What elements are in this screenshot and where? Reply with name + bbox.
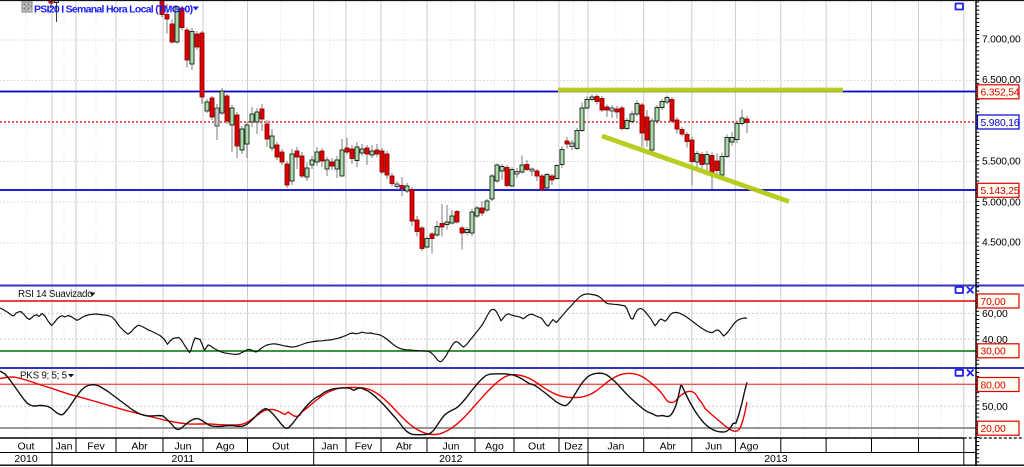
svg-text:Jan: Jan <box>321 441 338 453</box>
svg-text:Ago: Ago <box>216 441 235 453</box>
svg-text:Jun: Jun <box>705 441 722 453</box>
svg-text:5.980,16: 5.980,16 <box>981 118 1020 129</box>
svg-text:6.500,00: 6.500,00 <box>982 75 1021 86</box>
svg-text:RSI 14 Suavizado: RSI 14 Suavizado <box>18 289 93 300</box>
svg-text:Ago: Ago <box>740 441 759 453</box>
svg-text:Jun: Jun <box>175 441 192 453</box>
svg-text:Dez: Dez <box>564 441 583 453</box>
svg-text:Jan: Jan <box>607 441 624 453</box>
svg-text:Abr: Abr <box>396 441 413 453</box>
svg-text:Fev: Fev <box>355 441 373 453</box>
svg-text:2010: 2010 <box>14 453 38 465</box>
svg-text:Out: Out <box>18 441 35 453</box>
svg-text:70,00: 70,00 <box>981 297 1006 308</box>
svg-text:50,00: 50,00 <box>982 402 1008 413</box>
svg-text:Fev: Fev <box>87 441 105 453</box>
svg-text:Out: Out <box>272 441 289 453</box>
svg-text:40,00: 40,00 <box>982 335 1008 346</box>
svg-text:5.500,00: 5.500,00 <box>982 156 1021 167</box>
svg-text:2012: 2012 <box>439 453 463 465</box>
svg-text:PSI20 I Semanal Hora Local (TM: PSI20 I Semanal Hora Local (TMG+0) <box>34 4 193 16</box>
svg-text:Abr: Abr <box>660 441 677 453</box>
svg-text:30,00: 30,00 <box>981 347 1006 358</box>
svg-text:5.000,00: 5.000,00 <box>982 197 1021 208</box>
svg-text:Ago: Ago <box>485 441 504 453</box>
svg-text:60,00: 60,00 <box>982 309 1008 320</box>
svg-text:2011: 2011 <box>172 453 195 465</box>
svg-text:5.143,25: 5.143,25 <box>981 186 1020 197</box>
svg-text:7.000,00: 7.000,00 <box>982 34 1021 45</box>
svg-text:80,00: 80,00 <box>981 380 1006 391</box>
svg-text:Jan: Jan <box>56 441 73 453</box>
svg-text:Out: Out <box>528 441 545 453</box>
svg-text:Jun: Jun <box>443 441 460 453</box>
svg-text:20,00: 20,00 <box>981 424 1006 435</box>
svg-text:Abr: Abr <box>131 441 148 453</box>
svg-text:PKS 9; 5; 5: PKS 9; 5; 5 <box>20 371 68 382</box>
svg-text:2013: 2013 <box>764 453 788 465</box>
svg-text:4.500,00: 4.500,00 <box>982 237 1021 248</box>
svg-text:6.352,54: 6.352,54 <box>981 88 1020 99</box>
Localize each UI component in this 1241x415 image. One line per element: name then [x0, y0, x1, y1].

· · · ·

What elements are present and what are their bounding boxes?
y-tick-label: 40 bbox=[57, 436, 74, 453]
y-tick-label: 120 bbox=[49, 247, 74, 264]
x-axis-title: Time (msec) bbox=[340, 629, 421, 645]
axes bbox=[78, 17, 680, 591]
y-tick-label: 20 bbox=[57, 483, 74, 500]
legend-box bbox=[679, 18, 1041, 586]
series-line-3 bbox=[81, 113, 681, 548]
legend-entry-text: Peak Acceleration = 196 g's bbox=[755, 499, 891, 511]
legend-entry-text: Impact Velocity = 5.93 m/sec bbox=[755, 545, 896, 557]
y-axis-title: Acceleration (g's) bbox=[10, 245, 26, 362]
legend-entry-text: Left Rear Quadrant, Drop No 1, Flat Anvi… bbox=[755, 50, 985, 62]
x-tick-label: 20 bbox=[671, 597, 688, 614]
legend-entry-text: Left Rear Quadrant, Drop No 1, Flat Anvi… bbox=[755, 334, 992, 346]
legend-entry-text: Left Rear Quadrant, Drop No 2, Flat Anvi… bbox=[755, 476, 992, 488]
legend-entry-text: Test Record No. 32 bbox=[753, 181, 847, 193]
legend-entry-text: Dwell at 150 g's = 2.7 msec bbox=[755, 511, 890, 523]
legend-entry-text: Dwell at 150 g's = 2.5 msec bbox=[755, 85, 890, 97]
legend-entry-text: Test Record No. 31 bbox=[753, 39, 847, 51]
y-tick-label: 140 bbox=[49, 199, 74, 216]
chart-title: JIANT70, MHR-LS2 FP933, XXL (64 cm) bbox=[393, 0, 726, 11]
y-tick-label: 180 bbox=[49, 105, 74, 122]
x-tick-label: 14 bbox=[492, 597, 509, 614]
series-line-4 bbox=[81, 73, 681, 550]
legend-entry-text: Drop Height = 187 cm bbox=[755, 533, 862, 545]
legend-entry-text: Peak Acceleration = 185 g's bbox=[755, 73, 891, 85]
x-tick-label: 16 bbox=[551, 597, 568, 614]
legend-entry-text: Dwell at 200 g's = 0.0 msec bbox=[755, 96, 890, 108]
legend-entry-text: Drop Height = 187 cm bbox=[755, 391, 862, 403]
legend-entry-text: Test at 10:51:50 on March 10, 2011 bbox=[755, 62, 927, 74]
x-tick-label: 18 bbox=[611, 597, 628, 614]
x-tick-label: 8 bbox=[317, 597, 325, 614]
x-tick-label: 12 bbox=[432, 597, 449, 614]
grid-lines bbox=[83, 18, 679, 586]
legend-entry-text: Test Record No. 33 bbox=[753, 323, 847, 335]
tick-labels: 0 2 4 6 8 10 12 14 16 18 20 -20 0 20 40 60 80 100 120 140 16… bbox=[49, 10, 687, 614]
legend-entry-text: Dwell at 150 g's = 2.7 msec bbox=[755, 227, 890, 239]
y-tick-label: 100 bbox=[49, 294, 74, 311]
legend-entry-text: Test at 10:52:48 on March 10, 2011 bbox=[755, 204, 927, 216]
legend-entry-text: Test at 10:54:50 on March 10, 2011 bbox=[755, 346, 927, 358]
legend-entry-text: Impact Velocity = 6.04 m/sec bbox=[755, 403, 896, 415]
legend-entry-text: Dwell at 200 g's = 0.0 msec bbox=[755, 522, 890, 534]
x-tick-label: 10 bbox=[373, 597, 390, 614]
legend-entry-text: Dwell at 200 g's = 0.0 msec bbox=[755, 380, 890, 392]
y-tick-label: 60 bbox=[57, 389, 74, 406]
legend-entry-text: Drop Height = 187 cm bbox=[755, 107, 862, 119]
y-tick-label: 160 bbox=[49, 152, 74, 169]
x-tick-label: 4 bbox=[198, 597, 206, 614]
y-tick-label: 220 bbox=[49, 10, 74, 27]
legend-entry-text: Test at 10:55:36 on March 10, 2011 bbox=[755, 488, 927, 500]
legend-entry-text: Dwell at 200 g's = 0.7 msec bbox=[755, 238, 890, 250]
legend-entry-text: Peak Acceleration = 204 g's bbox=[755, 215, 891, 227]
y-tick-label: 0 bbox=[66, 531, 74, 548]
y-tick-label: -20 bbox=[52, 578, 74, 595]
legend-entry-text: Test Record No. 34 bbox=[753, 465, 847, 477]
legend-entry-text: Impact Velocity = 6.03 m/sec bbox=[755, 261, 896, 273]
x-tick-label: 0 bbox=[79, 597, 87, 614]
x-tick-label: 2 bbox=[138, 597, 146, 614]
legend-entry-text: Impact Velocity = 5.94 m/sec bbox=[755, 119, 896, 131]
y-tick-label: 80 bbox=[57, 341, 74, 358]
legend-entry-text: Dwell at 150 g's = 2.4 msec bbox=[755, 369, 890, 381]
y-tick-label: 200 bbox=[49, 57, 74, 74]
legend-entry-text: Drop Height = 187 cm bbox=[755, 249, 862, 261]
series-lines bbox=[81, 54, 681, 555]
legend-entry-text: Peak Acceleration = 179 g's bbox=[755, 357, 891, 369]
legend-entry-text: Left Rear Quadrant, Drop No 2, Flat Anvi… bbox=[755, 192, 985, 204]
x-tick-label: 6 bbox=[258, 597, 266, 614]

· · · ·

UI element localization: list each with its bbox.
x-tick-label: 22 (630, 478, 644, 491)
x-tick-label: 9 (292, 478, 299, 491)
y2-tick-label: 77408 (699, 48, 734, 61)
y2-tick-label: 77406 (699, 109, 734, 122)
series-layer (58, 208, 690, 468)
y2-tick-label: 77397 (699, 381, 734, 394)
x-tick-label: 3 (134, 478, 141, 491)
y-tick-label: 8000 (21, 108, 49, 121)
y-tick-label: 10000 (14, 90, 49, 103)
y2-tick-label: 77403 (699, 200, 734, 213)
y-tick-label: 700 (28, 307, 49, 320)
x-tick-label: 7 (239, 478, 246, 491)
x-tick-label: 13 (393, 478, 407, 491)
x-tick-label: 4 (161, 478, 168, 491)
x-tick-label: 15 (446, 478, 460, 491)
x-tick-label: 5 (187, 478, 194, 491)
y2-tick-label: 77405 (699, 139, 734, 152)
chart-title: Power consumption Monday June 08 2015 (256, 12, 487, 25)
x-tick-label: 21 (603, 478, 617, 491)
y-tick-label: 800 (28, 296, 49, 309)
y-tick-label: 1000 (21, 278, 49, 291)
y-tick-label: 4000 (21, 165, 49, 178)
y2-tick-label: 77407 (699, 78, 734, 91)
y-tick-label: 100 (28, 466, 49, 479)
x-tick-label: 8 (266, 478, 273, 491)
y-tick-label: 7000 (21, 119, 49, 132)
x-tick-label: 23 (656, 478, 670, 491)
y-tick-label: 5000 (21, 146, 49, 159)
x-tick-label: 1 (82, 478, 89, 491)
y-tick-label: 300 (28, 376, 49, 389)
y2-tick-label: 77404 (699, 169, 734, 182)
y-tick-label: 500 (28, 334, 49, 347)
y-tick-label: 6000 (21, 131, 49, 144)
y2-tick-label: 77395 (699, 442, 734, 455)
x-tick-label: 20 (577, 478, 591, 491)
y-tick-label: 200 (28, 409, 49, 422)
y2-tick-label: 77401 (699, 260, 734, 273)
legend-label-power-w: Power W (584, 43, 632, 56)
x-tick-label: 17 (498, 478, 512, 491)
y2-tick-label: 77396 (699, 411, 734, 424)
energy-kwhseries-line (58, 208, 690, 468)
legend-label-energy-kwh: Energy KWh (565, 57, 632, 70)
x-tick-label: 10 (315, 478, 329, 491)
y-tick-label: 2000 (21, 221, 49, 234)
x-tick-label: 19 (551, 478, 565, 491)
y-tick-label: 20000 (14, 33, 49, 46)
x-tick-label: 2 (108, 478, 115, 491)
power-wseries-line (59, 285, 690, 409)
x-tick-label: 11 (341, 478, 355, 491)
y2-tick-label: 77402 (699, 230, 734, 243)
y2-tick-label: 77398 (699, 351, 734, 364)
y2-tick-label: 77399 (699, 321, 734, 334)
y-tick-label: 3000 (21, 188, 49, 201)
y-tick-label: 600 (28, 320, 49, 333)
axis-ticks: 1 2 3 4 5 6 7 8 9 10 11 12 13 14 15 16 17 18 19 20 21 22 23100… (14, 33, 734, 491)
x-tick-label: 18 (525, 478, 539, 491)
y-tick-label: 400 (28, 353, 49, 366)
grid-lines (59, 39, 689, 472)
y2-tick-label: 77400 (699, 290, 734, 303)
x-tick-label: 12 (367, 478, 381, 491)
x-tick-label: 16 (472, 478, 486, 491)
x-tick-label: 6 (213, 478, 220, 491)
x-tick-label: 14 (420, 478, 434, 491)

· · · ·

** REQUIRED WORK **
Please give the rows starting at "UI element localization: list" and ending at "x-tick-label: 15 (446, 478, 460, 491)" again, switching "y2-tick-label" to "right-tick-label" and leaving everything else unchanged.

** THE RESULT **
UI element localization: list each with its bbox.
x-tick-label: 22 (630, 478, 644, 491)
x-tick-label: 9 (292, 478, 299, 491)
right-tick-label: 77408 (699, 48, 734, 61)
right-tick-label: 77406 (699, 109, 734, 122)
series-layer (58, 208, 690, 468)
right-tick-label: 77397 (699, 381, 734, 394)
x-tick-label: 3 (134, 478, 141, 491)
y-tick-label: 8000 (21, 108, 49, 121)
y-tick-label: 10000 (14, 90, 49, 103)
right-tick-label: 77403 (699, 200, 734, 213)
y-tick-label: 700 (28, 307, 49, 320)
x-tick-label: 7 (239, 478, 246, 491)
x-tick-label: 13 (393, 478, 407, 491)
x-tick-label: 4 (161, 478, 168, 491)
x-tick-label: 15 (446, 478, 460, 491)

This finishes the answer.